• **ПОСТАВЛЕННАЯ ЦЕЛЬ**: Перепечатайте весь приведённый ниже листинг строка в строку, не меняя ни одного символа.

• **Записи из набора данных**:
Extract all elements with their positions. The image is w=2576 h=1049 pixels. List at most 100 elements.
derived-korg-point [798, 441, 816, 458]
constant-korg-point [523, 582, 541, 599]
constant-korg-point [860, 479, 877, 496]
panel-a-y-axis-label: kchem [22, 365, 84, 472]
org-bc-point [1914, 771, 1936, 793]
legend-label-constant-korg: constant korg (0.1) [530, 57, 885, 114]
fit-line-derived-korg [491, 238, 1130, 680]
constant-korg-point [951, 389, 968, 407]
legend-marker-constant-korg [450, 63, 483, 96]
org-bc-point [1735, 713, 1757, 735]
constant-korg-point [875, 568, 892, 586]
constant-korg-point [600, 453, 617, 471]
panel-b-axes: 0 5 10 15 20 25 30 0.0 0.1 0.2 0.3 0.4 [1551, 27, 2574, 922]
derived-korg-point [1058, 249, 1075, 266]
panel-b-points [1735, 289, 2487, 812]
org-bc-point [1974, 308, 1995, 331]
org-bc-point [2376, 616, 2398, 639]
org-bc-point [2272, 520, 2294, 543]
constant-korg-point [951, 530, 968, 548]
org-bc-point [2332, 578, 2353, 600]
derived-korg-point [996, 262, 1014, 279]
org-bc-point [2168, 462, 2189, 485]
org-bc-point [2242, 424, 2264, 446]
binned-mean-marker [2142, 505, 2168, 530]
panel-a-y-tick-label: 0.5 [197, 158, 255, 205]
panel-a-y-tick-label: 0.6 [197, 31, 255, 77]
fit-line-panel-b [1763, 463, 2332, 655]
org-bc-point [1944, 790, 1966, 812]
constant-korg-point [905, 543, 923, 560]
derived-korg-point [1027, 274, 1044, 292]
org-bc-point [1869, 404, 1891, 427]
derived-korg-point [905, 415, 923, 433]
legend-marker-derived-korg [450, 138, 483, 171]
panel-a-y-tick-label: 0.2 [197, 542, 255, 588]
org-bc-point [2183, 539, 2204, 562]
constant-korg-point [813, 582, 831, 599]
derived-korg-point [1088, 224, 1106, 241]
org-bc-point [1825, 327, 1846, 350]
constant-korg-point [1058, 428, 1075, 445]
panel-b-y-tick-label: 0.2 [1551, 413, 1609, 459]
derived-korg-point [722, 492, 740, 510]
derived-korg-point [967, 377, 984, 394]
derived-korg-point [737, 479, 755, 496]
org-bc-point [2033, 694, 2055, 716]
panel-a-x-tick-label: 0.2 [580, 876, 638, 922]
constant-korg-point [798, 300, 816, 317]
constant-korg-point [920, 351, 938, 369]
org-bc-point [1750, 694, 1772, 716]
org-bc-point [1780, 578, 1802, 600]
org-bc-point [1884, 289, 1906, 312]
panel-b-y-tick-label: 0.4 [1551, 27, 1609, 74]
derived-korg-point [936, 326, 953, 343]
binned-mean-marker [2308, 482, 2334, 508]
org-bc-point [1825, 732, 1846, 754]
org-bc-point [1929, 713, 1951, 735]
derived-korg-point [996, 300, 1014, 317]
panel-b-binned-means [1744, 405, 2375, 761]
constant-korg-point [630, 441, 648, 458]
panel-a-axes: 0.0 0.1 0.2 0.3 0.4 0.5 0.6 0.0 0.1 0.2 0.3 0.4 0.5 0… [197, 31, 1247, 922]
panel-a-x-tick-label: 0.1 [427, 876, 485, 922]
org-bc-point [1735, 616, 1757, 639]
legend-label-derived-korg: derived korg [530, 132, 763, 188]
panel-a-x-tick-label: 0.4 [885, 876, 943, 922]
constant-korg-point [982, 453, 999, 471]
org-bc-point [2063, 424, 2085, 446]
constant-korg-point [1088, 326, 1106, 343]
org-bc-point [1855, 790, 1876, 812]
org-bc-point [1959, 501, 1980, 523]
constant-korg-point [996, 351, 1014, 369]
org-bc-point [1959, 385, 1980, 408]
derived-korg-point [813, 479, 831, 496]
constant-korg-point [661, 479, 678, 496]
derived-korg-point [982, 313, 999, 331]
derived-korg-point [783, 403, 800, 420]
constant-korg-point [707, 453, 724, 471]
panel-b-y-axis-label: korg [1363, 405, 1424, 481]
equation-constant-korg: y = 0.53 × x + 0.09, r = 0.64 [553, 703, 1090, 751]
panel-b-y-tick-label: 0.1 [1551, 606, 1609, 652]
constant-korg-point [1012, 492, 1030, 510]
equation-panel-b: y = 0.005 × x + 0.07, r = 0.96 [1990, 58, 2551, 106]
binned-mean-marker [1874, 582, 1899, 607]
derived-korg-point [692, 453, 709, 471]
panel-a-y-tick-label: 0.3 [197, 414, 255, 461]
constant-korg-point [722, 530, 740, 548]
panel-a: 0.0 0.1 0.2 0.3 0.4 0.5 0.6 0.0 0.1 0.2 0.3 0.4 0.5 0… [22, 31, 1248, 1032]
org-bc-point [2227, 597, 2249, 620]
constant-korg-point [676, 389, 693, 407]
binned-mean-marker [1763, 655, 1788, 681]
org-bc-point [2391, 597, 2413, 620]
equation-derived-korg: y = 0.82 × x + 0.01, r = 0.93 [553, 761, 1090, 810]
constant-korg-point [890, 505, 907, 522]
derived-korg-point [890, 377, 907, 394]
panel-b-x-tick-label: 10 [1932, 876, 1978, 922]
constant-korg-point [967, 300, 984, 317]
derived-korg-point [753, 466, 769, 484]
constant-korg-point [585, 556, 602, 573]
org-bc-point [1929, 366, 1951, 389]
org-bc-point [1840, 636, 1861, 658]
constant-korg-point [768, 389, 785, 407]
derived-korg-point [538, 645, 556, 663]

• **РЕШЕНИЕ УПРАЖНЕНИЯ**:
Extract all elements with their positions. The image is w=2576 h=1049 pixels. List at most 100 elements.
derived-korg-point [798, 441, 816, 458]
constant-korg-point [523, 582, 541, 599]
constant-korg-point [860, 479, 877, 496]
panel-a-y-axis-label: kchem [22, 365, 84, 472]
org-bc-point [1914, 771, 1936, 793]
legend-label-constant-korg: constant korg (0.1) [530, 57, 885, 114]
fit-line-derived-korg [491, 238, 1130, 680]
constant-korg-point [951, 389, 968, 407]
legend-marker-constant-korg [450, 63, 483, 96]
org-bc-point [1735, 713, 1757, 735]
constant-korg-point [875, 568, 892, 586]
constant-korg-point [600, 453, 617, 471]
panel-b-axes: 0 5 10 15 20 25 30 0.0 0.1 0.2 0.3 0.4 [1551, 27, 2574, 922]
derived-korg-point [1058, 249, 1075, 266]
panel-b-points [1735, 289, 2487, 812]
org-bc-point [1974, 308, 1995, 331]
org-bc-point [2376, 616, 2398, 639]
org-bc-point [2272, 520, 2294, 543]
constant-korg-point [951, 530, 968, 548]
org-bc-point [2332, 578, 2353, 600]
derived-korg-point [996, 262, 1014, 279]
org-bc-point [2168, 462, 2189, 485]
org-bc-point [2242, 424, 2264, 446]
binned-mean-marker [2142, 505, 2168, 530]
panel-a-y-tick-label: 0.5 [197, 158, 255, 205]
panel-a-y-tick-label: 0.6 [197, 31, 255, 77]
fit-line-panel-b [1763, 463, 2332, 655]
org-bc-point [1944, 790, 1966, 812]
constant-korg-point [905, 543, 923, 560]
derived-korg-point [1027, 274, 1044, 292]
org-bc-point [1869, 404, 1891, 427]
derived-korg-point [905, 415, 923, 433]
legend-marker-derived-korg [450, 138, 483, 171]
panel-a-y-tick-label: 0.2 [197, 542, 255, 588]
org-bc-point [2183, 539, 2204, 562]
constant-korg-point [813, 582, 831, 599]
derived-korg-point [1088, 224, 1106, 241]
org-bc-point [1825, 327, 1846, 350]
constant-korg-point [1058, 428, 1075, 445]
panel-b-y-tick-label: 0.2 [1551, 413, 1609, 459]
derived-korg-point [722, 492, 740, 510]
derived-korg-point [967, 377, 984, 394]
derived-korg-point [737, 479, 755, 496]
org-bc-point [2033, 694, 2055, 716]
panel-a-x-tick-label: 0.2 [580, 876, 638, 922]
constant-korg-point [798, 300, 816, 317]
constant-korg-point [920, 351, 938, 369]
org-bc-point [1750, 694, 1772, 716]
org-bc-point [1780, 578, 1802, 600]
org-bc-point [1884, 289, 1906, 312]
panel-b-y-tick-label: 0.4 [1551, 27, 1609, 74]
derived-korg-point [936, 326, 953, 343]
binned-mean-marker [2308, 482, 2334, 508]
org-bc-point [1825, 732, 1846, 754]
org-bc-point [1929, 713, 1951, 735]
derived-korg-point [996, 300, 1014, 317]
panel-b-binned-means [1744, 405, 2375, 761]
constant-korg-point [630, 441, 648, 458]
panel-a-axes: 0.0 0.1 0.2 0.3 0.4 0.5 0.6 0.0 0.1 0.2 0.3 0.4 0.5 0… [197, 31, 1247, 922]
panel-a-x-tick-label: 0.1 [427, 876, 485, 922]
org-bc-point [1735, 616, 1757, 639]
legend-label-derived-korg: derived korg [530, 132, 763, 188]
panel-a-x-tick-label: 0.4 [885, 876, 943, 922]
constant-korg-point [982, 453, 999, 471]
org-bc-point [2063, 424, 2085, 446]
constant-korg-point [1088, 326, 1106, 343]
org-bc-point [1855, 790, 1876, 812]
org-bc-point [1959, 501, 1980, 523]
constant-korg-point [996, 351, 1014, 369]
org-bc-point [1959, 385, 1980, 408]
derived-korg-point [813, 479, 831, 496]
constant-korg-point [661, 479, 678, 496]
derived-korg-point [982, 313, 999, 331]
derived-korg-point [783, 403, 800, 420]
constant-korg-point [707, 453, 724, 471]
panel-b-y-axis-label: korg [1363, 405, 1424, 481]
equation-constant-korg: y = 0.53 × x + 0.09, r = 0.64 [553, 703, 1090, 751]
panel-b-y-tick-label: 0.1 [1551, 606, 1609, 652]
constant-korg-point [1012, 492, 1030, 510]
equation-panel-b: y = 0.005 × x + 0.07, r = 0.96 [1990, 58, 2551, 106]
binned-mean-marker [1874, 582, 1899, 607]
derived-korg-point [692, 453, 709, 471]
panel-a-y-tick-label: 0.3 [197, 414, 255, 461]
constant-korg-point [722, 530, 740, 548]
panel-a: 0.0 0.1 0.2 0.3 0.4 0.5 0.6 0.0 0.1 0.2 0.3 0.4 0.5 0… [22, 31, 1248, 1032]
org-bc-point [2227, 597, 2249, 620]
constant-korg-point [676, 389, 693, 407]
binned-mean-marker [1763, 655, 1788, 681]
org-bc-point [2391, 597, 2413, 620]
equation-derived-korg: y = 0.82 × x + 0.01, r = 0.93 [553, 761, 1090, 810]
constant-korg-point [890, 505, 907, 522]
derived-korg-point [890, 377, 907, 394]
panel-b-x-tick-label: 10 [1932, 876, 1978, 922]
constant-korg-point [967, 300, 984, 317]
derived-korg-point [753, 466, 769, 484]
constant-korg-point [585, 556, 602, 573]
org-bc-point [1929, 366, 1951, 389]
org-bc-point [1840, 636, 1861, 658]
constant-korg-point [768, 389, 785, 407]
derived-korg-point [538, 645, 556, 663]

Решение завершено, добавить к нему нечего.